Recorded data
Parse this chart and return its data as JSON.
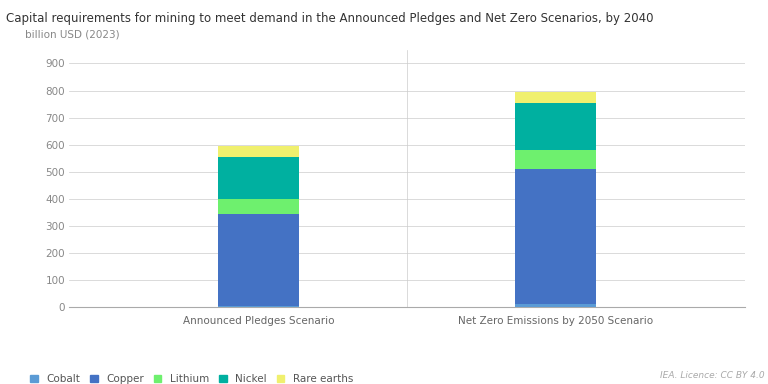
{
  "title": "Capital requirements for mining to meet demand in the Announced Pledges and Net Zero Scenarios, by 2040",
  "ylabel": "billion USD (2023)",
  "categories": [
    "Announced Pledges Scenario",
    "Net Zero Emissions by 2050 Scenario"
  ],
  "segments": [
    "Cobalt",
    "Copper",
    "Lithium",
    "Nickel",
    "Rare earths"
  ],
  "values": [
    [
      5,
      340,
      55,
      155,
      40
    ],
    [
      10,
      500,
      70,
      175,
      40
    ]
  ],
  "colors": [
    "#5b9bd5",
    "#4472c4",
    "#6ef06e",
    "#00b0a0",
    "#f0f06e"
  ],
  "ylim": [
    0,
    950
  ],
  "yticks": [
    0,
    100,
    200,
    300,
    400,
    500,
    600,
    700,
    800,
    900
  ],
  "bar_width": 0.12,
  "x_positions": [
    0.28,
    0.72
  ],
  "xlim": [
    0.0,
    1.0
  ],
  "background_color": "#ffffff",
  "grid_color": "#cccccc",
  "title_fontsize": 8.5,
  "label_fontsize": 7.5,
  "tick_fontsize": 7.5,
  "legend_fontsize": 7.5,
  "watermark": "IEA. Licence: CC BY 4.0"
}
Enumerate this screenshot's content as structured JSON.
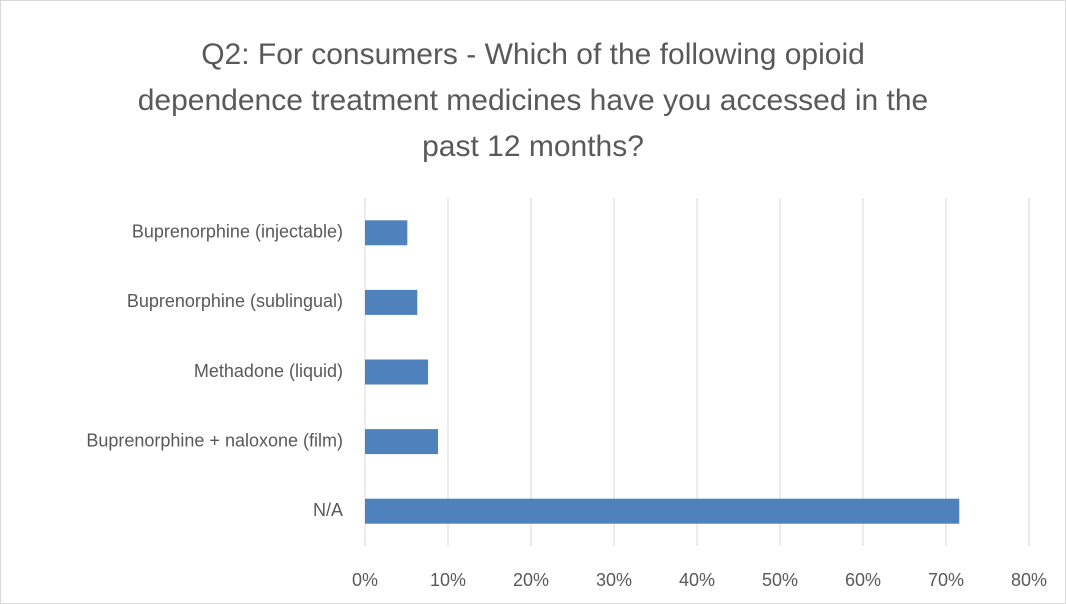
{
  "chart_data": {
    "type": "bar",
    "orientation": "horizontal",
    "title": "Q2: For consumers - Which of the following opioid dependence treatment medicines have you accessed in the past 12 months?",
    "categories": [
      "Buprenorphine (injectable)",
      "Buprenorphine (sublingual)",
      "Methadone (liquid)",
      "Buprenorphine + naloxone (film)",
      "N/A"
    ],
    "values": [
      5.1,
      6.3,
      7.6,
      8.8,
      71.6
    ],
    "color": "#4f81bd",
    "xlim": [
      0,
      80
    ],
    "xticks": [
      {
        "value": 0,
        "label": "0%"
      },
      {
        "value": 10,
        "label": "10%"
      },
      {
        "value": 20,
        "label": "20%"
      },
      {
        "value": 30,
        "label": "30%"
      },
      {
        "value": 40,
        "label": "40%"
      },
      {
        "value": 50,
        "label": "50%"
      },
      {
        "value": 60,
        "label": "60%"
      },
      {
        "value": 70,
        "label": "70%"
      },
      {
        "value": 80,
        "label": "80%"
      }
    ],
    "grid": true
  }
}
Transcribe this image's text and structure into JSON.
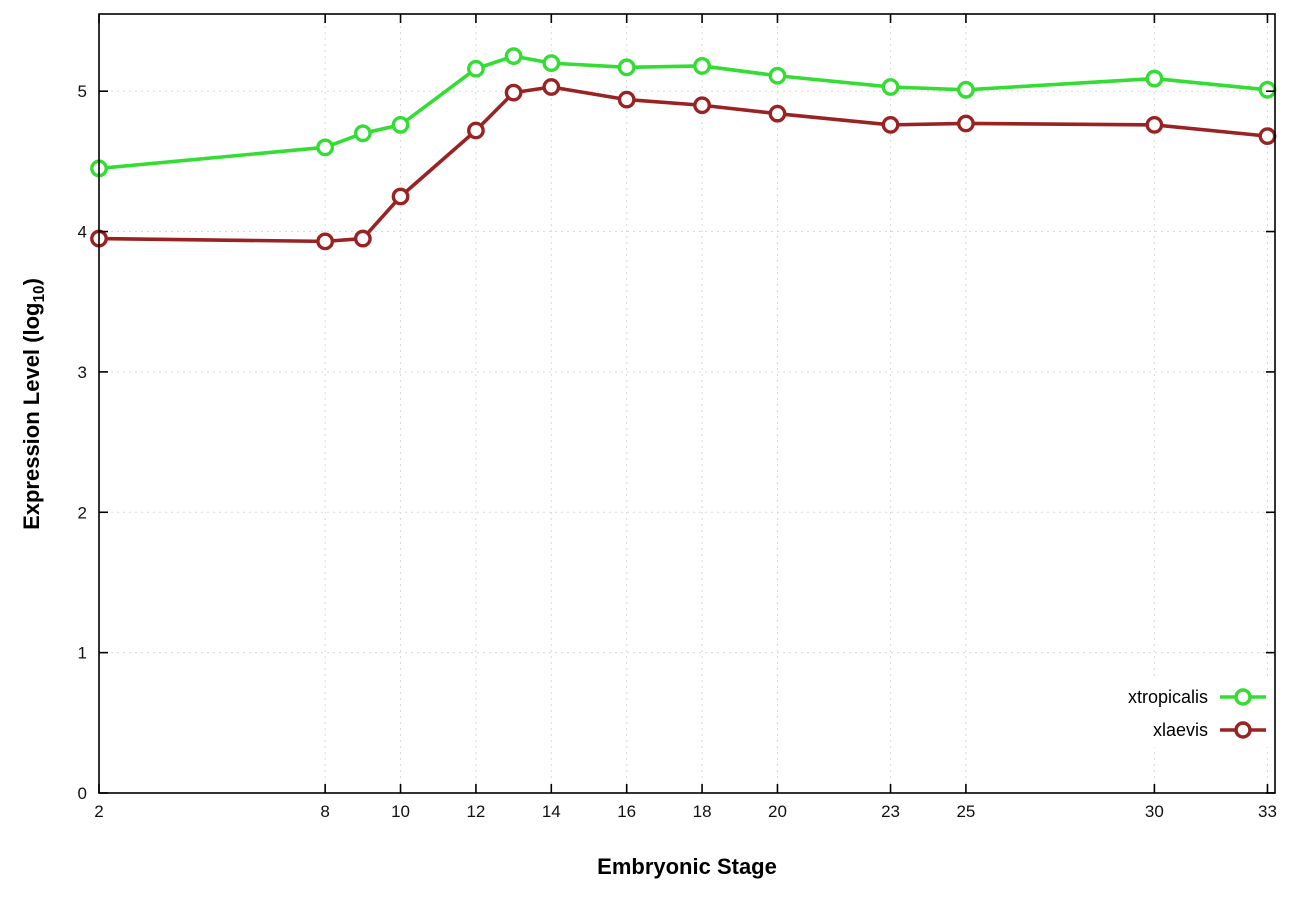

◆ **INSTRUCTION**: Only the lines from the one that holds "Enumerate this screenshot's" through the end of the records above should be printed again, exactly as they are. Leave out the pictures.

◆ **WRITTEN SOLUTION**:
Enumerate this screenshot's content as structured JSON.
{
  "chart_data": {
    "type": "bar",
    "orientation": "horizontal",
    "title": "Q2: For consumers - Which of the following opioid dependence treatment medicines have you accessed in the past 12 months?",
    "categories": [
      "Buprenorphine (injectable)",
      "Buprenorphine (sublingual)",
      "Methadone (liquid)",
      "Buprenorphine + naloxone (film)",
      "N/A"
    ],
    "values": [
      5.1,
      6.3,
      7.6,
      8.8,
      71.6
    ],
    "color": "#4f81bd",
    "xlim": [
      0,
      80
    ],
    "xticks": [
      {
        "value": 0,
        "label": "0%"
      },
      {
        "value": 10,
        "label": "10%"
      },
      {
        "value": 20,
        "label": "20%"
      },
      {
        "value": 30,
        "label": "30%"
      },
      {
        "value": 40,
        "label": "40%"
      },
      {
        "value": 50,
        "label": "50%"
      },
      {
        "value": 60,
        "label": "60%"
      },
      {
        "value": 70,
        "label": "70%"
      },
      {
        "value": 80,
        "label": "80%"
      }
    ],
    "grid": true
  }
}
Transcribe this image's text and structure into JSON.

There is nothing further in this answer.